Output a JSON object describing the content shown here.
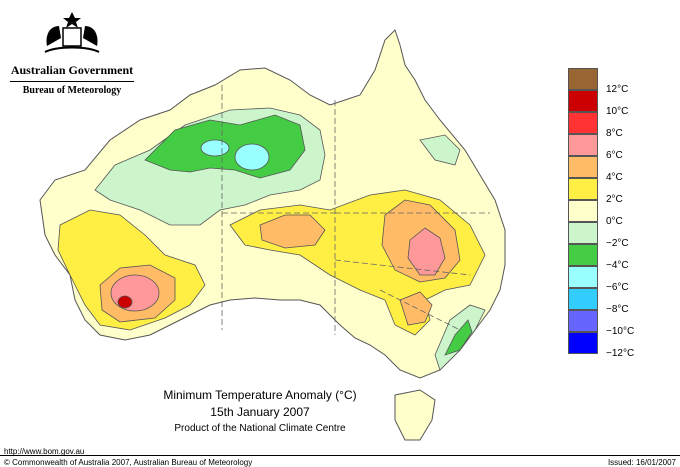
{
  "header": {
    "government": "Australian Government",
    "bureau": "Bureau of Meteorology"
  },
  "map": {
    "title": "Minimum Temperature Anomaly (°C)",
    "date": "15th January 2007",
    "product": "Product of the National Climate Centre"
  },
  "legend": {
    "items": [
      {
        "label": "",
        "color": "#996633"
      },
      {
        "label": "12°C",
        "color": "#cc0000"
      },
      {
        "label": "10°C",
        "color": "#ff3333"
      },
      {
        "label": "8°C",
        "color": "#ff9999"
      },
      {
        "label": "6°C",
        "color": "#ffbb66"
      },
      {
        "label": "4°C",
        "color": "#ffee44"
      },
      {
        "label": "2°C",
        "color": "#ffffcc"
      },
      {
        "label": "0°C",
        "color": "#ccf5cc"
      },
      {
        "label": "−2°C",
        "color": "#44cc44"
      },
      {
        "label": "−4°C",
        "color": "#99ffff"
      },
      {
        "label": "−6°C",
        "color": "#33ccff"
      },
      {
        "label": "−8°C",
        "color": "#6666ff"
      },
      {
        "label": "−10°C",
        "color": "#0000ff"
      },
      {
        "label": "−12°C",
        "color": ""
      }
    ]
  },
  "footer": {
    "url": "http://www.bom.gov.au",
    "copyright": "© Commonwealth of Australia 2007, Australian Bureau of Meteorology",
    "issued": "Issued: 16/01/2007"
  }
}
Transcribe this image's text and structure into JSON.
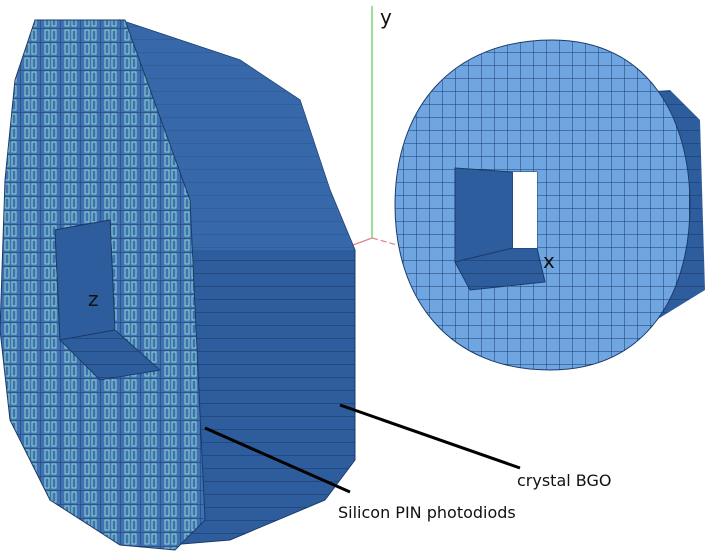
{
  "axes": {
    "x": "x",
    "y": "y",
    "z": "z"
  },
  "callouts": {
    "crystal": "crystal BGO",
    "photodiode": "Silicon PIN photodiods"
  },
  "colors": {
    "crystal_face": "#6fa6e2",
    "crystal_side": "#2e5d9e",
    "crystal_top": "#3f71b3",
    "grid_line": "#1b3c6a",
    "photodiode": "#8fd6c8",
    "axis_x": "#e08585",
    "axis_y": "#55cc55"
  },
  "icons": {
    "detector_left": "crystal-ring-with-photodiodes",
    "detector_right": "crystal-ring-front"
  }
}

========================================================================

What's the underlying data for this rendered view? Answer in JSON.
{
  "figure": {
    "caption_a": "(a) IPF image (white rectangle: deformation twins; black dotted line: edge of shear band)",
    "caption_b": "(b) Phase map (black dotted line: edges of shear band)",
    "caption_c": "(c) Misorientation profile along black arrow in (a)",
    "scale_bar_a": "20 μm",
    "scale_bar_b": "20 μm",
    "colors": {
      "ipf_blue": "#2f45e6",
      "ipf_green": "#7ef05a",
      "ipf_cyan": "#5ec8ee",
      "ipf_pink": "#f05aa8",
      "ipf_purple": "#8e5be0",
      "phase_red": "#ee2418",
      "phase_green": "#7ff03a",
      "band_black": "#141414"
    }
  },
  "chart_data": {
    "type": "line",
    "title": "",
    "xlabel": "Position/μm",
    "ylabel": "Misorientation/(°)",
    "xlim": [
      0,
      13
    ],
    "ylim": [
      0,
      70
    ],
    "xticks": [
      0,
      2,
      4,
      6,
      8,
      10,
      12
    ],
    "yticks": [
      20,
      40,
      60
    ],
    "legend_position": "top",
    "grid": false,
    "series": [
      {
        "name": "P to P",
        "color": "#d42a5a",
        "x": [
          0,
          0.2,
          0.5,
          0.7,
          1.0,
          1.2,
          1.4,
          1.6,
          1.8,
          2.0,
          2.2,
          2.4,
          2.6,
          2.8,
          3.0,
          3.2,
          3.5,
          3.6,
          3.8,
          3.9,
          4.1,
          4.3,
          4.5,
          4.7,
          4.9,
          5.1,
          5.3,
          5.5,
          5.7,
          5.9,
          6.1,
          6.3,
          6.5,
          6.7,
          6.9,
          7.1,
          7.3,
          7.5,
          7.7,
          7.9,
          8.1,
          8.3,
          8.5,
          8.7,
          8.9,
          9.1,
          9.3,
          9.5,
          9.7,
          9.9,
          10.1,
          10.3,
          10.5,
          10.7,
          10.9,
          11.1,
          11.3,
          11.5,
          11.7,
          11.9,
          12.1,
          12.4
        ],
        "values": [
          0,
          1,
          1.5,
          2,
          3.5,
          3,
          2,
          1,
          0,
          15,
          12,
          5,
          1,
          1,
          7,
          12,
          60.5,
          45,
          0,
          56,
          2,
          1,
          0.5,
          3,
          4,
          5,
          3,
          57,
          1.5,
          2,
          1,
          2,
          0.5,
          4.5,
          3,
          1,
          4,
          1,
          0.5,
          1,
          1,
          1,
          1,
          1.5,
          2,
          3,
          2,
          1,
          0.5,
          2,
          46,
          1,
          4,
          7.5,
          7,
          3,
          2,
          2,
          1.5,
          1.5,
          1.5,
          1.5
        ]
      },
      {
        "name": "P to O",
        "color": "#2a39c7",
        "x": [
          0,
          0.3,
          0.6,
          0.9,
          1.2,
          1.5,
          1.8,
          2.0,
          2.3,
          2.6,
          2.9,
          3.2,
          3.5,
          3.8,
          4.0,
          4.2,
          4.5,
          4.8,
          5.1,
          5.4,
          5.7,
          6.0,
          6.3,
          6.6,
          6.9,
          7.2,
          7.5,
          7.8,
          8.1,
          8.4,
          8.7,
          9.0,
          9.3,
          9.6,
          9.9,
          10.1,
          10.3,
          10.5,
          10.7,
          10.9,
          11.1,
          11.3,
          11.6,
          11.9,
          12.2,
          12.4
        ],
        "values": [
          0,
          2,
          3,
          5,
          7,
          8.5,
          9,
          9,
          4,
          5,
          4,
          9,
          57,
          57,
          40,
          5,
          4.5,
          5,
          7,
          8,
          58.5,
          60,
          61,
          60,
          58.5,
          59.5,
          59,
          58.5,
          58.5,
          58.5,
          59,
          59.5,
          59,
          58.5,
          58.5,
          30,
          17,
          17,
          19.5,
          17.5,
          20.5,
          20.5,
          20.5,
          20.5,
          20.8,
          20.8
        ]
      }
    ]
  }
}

========================================================================

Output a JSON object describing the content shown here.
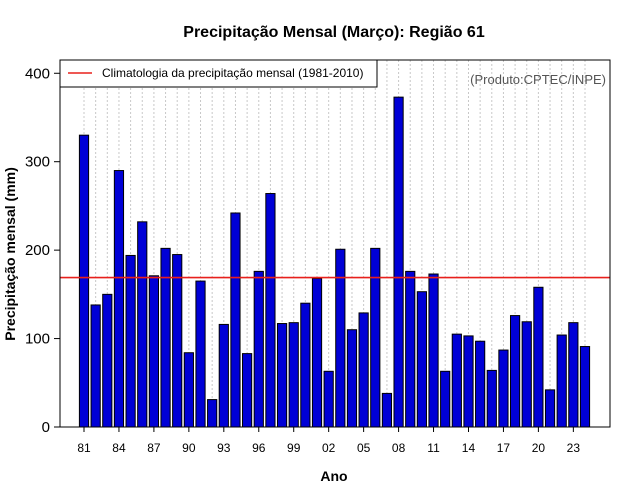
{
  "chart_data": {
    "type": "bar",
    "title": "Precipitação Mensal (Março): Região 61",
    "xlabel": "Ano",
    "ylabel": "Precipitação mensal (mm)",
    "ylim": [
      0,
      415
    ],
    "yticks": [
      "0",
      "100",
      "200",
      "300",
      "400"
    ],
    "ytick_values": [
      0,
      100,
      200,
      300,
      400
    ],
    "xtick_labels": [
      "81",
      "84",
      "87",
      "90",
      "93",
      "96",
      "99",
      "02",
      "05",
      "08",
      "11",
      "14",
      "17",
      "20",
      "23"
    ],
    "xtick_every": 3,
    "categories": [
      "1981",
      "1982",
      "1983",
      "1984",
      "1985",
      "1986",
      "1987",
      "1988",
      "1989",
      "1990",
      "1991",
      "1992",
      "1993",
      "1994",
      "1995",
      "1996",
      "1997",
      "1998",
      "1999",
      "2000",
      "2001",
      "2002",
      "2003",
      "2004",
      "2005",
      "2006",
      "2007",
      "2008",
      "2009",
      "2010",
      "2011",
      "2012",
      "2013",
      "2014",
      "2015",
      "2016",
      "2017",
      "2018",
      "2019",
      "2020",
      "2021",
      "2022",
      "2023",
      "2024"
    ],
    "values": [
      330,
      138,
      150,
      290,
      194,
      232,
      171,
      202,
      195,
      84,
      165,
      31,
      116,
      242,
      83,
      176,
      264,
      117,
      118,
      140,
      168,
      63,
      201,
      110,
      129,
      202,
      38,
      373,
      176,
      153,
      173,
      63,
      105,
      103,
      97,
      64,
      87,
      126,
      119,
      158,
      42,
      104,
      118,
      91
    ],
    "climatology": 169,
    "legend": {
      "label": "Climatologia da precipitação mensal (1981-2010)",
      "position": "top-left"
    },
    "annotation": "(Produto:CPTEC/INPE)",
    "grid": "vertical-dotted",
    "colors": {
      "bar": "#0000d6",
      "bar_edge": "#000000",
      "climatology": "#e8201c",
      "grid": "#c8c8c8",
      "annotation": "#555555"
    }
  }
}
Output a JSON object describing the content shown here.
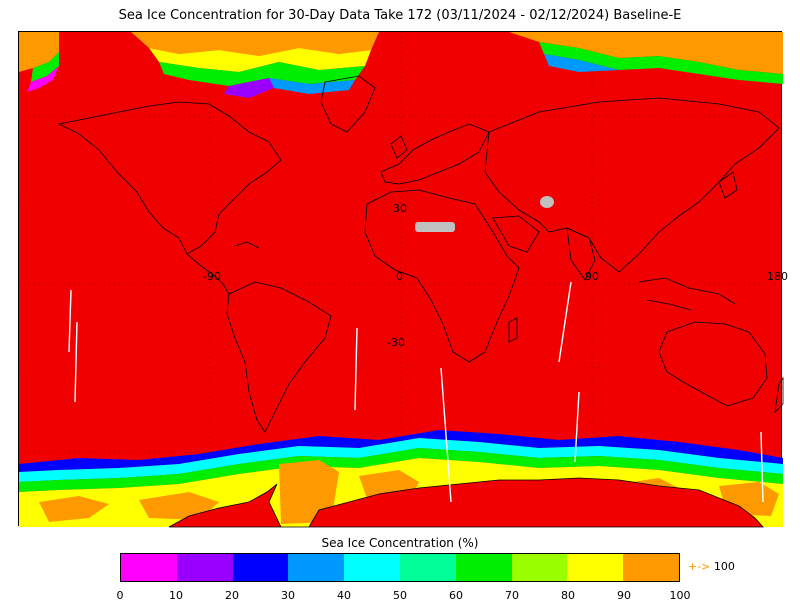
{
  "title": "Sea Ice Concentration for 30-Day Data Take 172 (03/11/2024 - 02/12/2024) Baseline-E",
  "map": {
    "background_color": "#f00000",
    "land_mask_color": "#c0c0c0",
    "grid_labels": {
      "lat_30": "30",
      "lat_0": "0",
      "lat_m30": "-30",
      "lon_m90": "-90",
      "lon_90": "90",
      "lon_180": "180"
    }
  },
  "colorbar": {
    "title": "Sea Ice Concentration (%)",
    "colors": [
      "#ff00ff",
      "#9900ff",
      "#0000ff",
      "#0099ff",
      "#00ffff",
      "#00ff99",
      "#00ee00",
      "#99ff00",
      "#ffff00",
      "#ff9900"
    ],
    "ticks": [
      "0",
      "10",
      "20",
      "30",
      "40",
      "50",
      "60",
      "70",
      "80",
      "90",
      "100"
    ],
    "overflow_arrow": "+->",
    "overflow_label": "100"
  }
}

========================================================================

What is needed =>
Examine the records and pull out every line where the string "Misorientation" occurs.

Solved exercise =>
    "caption_c": "(c) Misorientation profile along black arrow in (a)",
    "ylabel": "Misorientation/(°)",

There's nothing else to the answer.